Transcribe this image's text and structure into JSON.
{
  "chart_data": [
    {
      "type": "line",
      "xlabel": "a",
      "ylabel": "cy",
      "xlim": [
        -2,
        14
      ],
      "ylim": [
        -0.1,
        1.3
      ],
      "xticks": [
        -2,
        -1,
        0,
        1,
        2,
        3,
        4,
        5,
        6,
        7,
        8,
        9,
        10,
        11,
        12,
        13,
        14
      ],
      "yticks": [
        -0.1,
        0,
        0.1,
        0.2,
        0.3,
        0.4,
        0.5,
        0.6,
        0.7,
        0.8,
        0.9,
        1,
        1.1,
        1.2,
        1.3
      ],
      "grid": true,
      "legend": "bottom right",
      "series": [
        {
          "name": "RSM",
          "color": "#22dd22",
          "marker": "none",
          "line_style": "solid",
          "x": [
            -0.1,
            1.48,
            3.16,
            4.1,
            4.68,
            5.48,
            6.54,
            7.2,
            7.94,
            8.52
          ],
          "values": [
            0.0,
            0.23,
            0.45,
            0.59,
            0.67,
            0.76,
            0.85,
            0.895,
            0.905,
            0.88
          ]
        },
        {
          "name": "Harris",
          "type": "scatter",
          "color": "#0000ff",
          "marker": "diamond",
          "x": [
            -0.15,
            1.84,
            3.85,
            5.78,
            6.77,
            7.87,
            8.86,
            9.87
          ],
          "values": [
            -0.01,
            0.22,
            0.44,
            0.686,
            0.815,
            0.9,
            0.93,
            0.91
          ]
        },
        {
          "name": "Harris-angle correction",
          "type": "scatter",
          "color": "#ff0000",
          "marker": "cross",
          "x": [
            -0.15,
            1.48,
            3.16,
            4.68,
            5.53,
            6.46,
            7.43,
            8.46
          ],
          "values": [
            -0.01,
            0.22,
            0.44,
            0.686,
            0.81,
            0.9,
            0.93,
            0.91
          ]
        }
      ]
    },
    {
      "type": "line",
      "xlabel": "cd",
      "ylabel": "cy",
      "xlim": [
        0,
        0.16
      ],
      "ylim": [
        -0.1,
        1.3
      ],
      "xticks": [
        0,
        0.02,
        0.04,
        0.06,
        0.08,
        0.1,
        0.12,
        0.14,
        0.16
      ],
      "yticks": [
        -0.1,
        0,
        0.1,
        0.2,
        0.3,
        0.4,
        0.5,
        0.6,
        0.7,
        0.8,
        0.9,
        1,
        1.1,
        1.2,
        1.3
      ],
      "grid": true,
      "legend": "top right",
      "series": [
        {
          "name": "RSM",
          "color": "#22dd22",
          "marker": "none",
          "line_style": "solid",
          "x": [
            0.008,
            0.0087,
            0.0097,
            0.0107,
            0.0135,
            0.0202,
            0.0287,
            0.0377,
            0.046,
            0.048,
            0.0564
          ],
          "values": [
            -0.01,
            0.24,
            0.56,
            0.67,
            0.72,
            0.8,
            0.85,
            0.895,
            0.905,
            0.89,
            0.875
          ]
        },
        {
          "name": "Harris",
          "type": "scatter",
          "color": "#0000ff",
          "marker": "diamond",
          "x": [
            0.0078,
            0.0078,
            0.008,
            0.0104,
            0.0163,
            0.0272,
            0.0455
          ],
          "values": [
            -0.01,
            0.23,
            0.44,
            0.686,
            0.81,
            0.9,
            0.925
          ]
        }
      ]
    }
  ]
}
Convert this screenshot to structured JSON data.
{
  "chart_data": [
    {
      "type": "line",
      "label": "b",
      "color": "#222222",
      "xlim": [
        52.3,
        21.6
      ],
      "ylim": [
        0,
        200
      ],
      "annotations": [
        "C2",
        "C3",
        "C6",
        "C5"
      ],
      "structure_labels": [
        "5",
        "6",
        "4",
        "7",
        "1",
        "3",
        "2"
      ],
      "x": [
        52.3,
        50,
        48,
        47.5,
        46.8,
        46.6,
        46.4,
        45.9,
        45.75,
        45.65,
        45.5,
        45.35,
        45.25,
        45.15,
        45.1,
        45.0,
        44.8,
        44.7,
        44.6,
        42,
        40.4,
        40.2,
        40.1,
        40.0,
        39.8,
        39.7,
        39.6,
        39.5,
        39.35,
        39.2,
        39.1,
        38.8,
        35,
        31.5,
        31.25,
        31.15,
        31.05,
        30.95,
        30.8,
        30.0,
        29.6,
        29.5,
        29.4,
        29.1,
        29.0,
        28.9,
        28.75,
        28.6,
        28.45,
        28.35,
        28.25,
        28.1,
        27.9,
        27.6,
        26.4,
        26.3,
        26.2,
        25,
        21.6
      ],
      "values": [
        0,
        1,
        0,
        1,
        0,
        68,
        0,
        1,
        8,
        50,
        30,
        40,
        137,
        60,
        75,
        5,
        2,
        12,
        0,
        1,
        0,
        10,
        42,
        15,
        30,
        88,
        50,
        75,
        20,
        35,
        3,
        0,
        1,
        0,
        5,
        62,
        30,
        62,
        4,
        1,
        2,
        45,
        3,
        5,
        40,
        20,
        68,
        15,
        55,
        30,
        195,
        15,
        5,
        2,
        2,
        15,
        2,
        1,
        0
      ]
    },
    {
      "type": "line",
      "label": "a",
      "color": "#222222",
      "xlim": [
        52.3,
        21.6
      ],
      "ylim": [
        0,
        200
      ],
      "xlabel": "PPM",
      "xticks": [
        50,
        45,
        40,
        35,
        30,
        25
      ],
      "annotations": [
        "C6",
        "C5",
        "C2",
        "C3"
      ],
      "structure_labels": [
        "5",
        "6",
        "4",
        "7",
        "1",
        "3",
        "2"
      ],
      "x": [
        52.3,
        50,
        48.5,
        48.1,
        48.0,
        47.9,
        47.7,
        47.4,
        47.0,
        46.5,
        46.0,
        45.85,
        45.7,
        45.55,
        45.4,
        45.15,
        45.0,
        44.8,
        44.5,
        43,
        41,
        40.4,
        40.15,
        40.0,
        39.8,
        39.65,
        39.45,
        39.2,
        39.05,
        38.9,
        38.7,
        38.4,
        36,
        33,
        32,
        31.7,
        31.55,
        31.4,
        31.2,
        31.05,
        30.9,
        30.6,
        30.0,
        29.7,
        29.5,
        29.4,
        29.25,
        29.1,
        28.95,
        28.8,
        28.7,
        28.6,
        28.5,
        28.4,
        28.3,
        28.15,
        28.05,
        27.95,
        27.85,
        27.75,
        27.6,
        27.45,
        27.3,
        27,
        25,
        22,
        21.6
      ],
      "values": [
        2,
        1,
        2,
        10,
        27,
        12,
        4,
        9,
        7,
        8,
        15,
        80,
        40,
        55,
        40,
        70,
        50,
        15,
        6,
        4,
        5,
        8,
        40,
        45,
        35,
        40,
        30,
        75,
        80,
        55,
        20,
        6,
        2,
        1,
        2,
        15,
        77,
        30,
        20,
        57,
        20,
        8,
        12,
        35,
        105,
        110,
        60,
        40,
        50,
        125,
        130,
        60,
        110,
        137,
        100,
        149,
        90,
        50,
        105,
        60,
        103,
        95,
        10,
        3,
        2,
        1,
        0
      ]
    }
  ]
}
- - -
Work required :: Restate every entry word for word.

Full solution ::
Transcribe this image's text and structure into JSON.
{
  "chart_data": [
    {
      "type": "line",
      "xlabel": "a",
      "ylabel": "cy",
      "xlim": [
        -2,
        14
      ],
      "ylim": [
        -0.1,
        1.3
      ],
      "xticks": [
        -2,
        -1,
        0,
        1,
        2,
        3,
        4,
        5,
        6,
        7,
        8,
        9,
        10,
        11,
        12,
        13,
        14
      ],
      "yticks": [
        -0.1,
        0,
        0.1,
        0.2,
        0.3,
        0.4,
        0.5,
        0.6,
        0.7,
        0.8,
        0.9,
        1,
        1.1,
        1.2,
        1.3
      ],
      "grid": true,
      "legend": "bottom right",
      "series": [
        {
          "name": "RSM",
          "color": "#22dd22",
          "marker": "none",
          "line_style": "solid",
          "x": [
            -0.1,
            1.48,
            3.16,
            4.1,
            4.68,
            5.48,
            6.54,
            7.2,
            7.94,
            8.52
          ],
          "values": [
            0.0,
            0.23,
            0.45,
            0.59,
            0.67,
            0.76,
            0.85,
            0.895,
            0.905,
            0.88
          ]
        },
        {
          "name": "Harris",
          "type": "scatter",
          "color": "#0000ff",
          "marker": "diamond",
          "x": [
            -0.15,
            1.84,
            3.85,
            5.78,
            6.77,
            7.87,
            8.86,
            9.87
          ],
          "values": [
            -0.01,
            0.22,
            0.44,
            0.686,
            0.815,
            0.9,
            0.93,
            0.91
          ]
        },
        {
          "name": "Harris-angle correction",
          "type": "scatter",
          "color": "#ff0000",
          "marker": "cross",
          "x": [
            -0.15,
            1.48,
            3.16,
            4.68,
            5.53,
            6.46,
            7.43,
            8.46
          ],
          "values": [
            -0.01,
            0.22,
            0.44,
            0.686,
            0.81,
            0.9,
            0.93,
            0.91
          ]
        }
      ]
    },
    {
      "type": "line",
      "xlabel": "cd",
      "ylabel": "cy",
      "xlim": [
        0,
        0.16
      ],
      "ylim": [
        -0.1,
        1.3
      ],
      "xticks": [
        0,
        0.02,
        0.04,
        0.06,
        0.08,
        0.1,
        0.12,
        0.14,
        0.16
      ],
      "yticks": [
        -0.1,
        0,
        0.1,
        0.2,
        0.3,
        0.4,
        0.5,
        0.6,
        0.7,
        0.8,
        0.9,
        1,
        1.1,
        1.2,
        1.3
      ],
      "grid": true,
      "legend": "top right",
      "series": [
        {
          "name": "RSM",
          "color": "#22dd22",
          "marker": "none",
          "line_style": "solid",
          "x": [
            0.008,
            0.0087,
            0.0097,
            0.0107,
            0.0135,
            0.0202,
            0.0287,
            0.0377,
            0.046,
            0.048,
            0.0564
          ],
          "values": [
            -0.01,
            0.24,
            0.56,
            0.67,
            0.72,
            0.8,
            0.85,
            0.895,
            0.905,
            0.89,
            0.875
          ]
        },
        {
          "name": "Harris",
          "type": "scatter",
          "color": "#0000ff",
          "marker": "diamond",
          "x": [
            0.0078,
            0.0078,
            0.008,
            0.0104,
            0.0163,
            0.0272,
            0.0455
          ],
          "values": [
            -0.01,
            0.23,
            0.44,
            0.686,
            0.81,
            0.9,
            0.925
          ]
        }
      ]
    }
  ]
}
Convert this screenshot to structured JSON data.
{
  "chart_data": [
    {
      "type": "line",
      "label": "b",
      "color": "#222222",
      "xlim": [
        52.3,
        21.6
      ],
      "ylim": [
        0,
        200
      ],
      "annotations": [
        "C2",
        "C3",
        "C6",
        "C5"
      ],
      "structure_labels": [
        "5",
        "6",
        "4",
        "7",
        "1",
        "3",
        "2"
      ],
      "x": [
        52.3,
        50,
        48,
        47.5,
        46.8,
        46.6,
        46.4,
        45.9,
        45.75,
        45.65,
        45.5,
        45.35,
        45.25,
        45.15,
        45.1,
        45.0,
        44.8,
        44.7,
        44.6,
        42,
        40.4,
        40.2,
        40.1,
        40.0,
        39.8,
        39.7,
        39.6,
        39.5,
        39.35,
        39.2,
        39.1,
        38.8,
        35,
        31.5,
        31.25,
        31.15,
        31.05,
        30.95,
        30.8,
        30.0,
        29.6,
        29.5,
        29.4,
        29.1,
        29.0,
        28.9,
        28.75,
        28.6,
        28.45,
        28.35,
        28.25,
        28.1,
        27.9,
        27.6,
        26.4,
        26.3,
        26.2,
        25,
        21.6
      ],
      "values": [
        0,
        1,
        0,
        1,
        0,
        68,
        0,
        1,
        8,
        50,
        30,
        40,
        137,
        60,
        75,
        5,
        2,
        12,
        0,
        1,
        0,
        10,
        42,
        15,
        30,
        88,
        50,
        75,
        20,
        35,
        3,
        0,
        1,
        0,
        5,
        62,
        30,
        62,
        4,
        1,
        2,
        45,
        3,
        5,
        40,
        20,
        68,
        15,
        55,
        30,
        195,
        15,
        5,
        2,
        2,
        15,
        2,
        1,
        0
      ]
    },
    {
      "type": "line",
      "label": "a",
      "color": "#222222",
      "xlim": [
        52.3,
        21.6
      ],
      "ylim": [
        0,
        200
      ],
      "xlabel": "PPM",
      "xticks": [
        50,
        45,
        40,
        35,
        30,
        25
      ],
      "annotations": [
        "C6",
        "C5",
        "C2",
        "C3"
      ],
      "structure_labels": [
        "5",
        "6",
        "4",
        "7",
        "1",
        "3",
        "2"
      ],
      "x": [
        52.3,
        50,
        48.5,
        48.1,
        48.0,
        47.9,
        47.7,
        47.4,
        47.0,
        46.5,
        46.0,
        45.85,
        45.7,
        45.55,
        45.4,
        45.15,
        45.0,
        44.8,
        44.5,
        43,
        41,
        40.4,
        40.15,
        40.0,
        39.8,
        39.65,
        39.45,
        39.2,
        39.05,
        38.9,
        38.7,
        38.4,
        36,
        33,
        32,
        31.7,
        31.55,
        31.4,
        31.2,
        31.05,
        30.9,
        30.6,
        30.0,
        29.7,
        29.5,
        29.4,
        29.25,
        29.1,
        28.95,
        28.8,
        28.7,
        28.6,
        28.5,
        28.4,
        28.3,
        28.15,
        28.05,
        27.95,
        27.85,
        27.75,
        27.6,
        27.45,
        27.3,
        27,
        25,
        22,
        21.6
      ],
      "values": [
        2,
        1,
        2,
        10,
        27,
        12,
        4,
        9,
        7,
        8,
        15,
        80,
        40,
        55,
        40,
        70,
        50,
        15,
        6,
        4,
        5,
        8,
        40,
        45,
        35,
        40,
        30,
        75,
        80,
        55,
        20,
        6,
        2,
        1,
        2,
        15,
        77,
        30,
        20,
        57,
        20,
        8,
        12,
        35,
        105,
        110,
        60,
        40,
        50,
        125,
        130,
        60,
        110,
        137,
        100,
        149,
        90,
        50,
        105,
        60,
        103,
        95,
        10,
        3,
        2,
        1,
        0
      ]
    }
  ]
}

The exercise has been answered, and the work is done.